[Dataset records]
##########

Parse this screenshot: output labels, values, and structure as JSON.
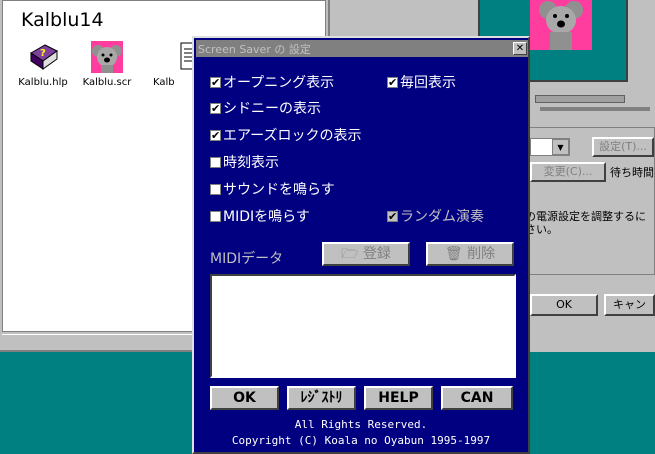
{
  "explorer": {
    "title": "Kalblu14",
    "files": [
      {
        "name": "Kalblu.hlp",
        "icon": "help-book-icon"
      },
      {
        "name": "Kalblu.scr",
        "icon": "koala-icon"
      },
      {
        "name": "Kalb",
        "icon": "text-file-icon"
      }
    ]
  },
  "display": {
    "settings_button": "設定(T)...",
    "change_button": "変更(C)...",
    "wait_label": "待ち時間",
    "power_text": "の電源設定を調整するに\nさい。",
    "ok_button": "OK",
    "cancel_button": "キャン"
  },
  "dialog": {
    "title": "Screen Saver の 設定",
    "close": "✕",
    "options": {
      "opening": "オープニング表示",
      "every_time": "毎回表示",
      "sydney": "シドニーの表示",
      "airslock": "エアーズロックの表示",
      "clock": "時刻表示",
      "sound": "サウンドを鳴らす",
      "midi": "MIDIを鳴らす",
      "random": "ランダム演奏"
    },
    "midi_label": "MIDIデータ",
    "register_button": "登録",
    "delete_button": "削除",
    "buttons": {
      "ok": "OK",
      "registry": "ﾚｼﾞｽﾄﾘ",
      "help": "HELP",
      "can": "CAN"
    },
    "copyright1": "All Rights Reserved.",
    "copyright2": "Copyright (C) Koala no Oyabun 1995-1997"
  },
  "colors": {
    "dialog_bg": "#000080",
    "desktop": "#008080",
    "preview_pink": "#ff3d9f"
  }
}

##########

Exercise:
Without including any picture, repeat the data exactly.

Output for this exercise:
Parse this screenshot: output labels, values, and structure as JSON.
{
  "explorer": {
    "title": "Kalblu14",
    "files": [
      {
        "name": "Kalblu.hlp",
        "icon": "help-book-icon"
      },
      {
        "name": "Kalblu.scr",
        "icon": "koala-icon"
      },
      {
        "name": "Kalb",
        "icon": "text-file-icon"
      }
    ]
  },
  "display": {
    "settings_button": "設定(T)...",
    "change_button": "変更(C)...",
    "wait_label": "待ち時間",
    "power_text": "の電源設定を調整するに\nさい。",
    "ok_button": "OK",
    "cancel_button": "キャン"
  },
  "dialog": {
    "title": "Screen Saver の 設定",
    "close": "✕",
    "options": {
      "opening": "オープニング表示",
      "every_time": "毎回表示",
      "sydney": "シドニーの表示",
      "airslock": "エアーズロックの表示",
      "clock": "時刻表示",
      "sound": "サウンドを鳴らす",
      "midi": "MIDIを鳴らす",
      "random": "ランダム演奏"
    },
    "midi_label": "MIDIデータ",
    "register_button": "登録",
    "delete_button": "削除",
    "buttons": {
      "ok": "OK",
      "registry": "ﾚｼﾞｽﾄﾘ",
      "help": "HELP",
      "can": "CAN"
    },
    "copyright1": "All Rights Reserved.",
    "copyright2": "Copyright (C) Koala no Oyabun 1995-1997"
  },
  "colors": {
    "dialog_bg": "#000080",
    "desktop": "#008080",
    "preview_pink": "#ff3d9f"
  }
}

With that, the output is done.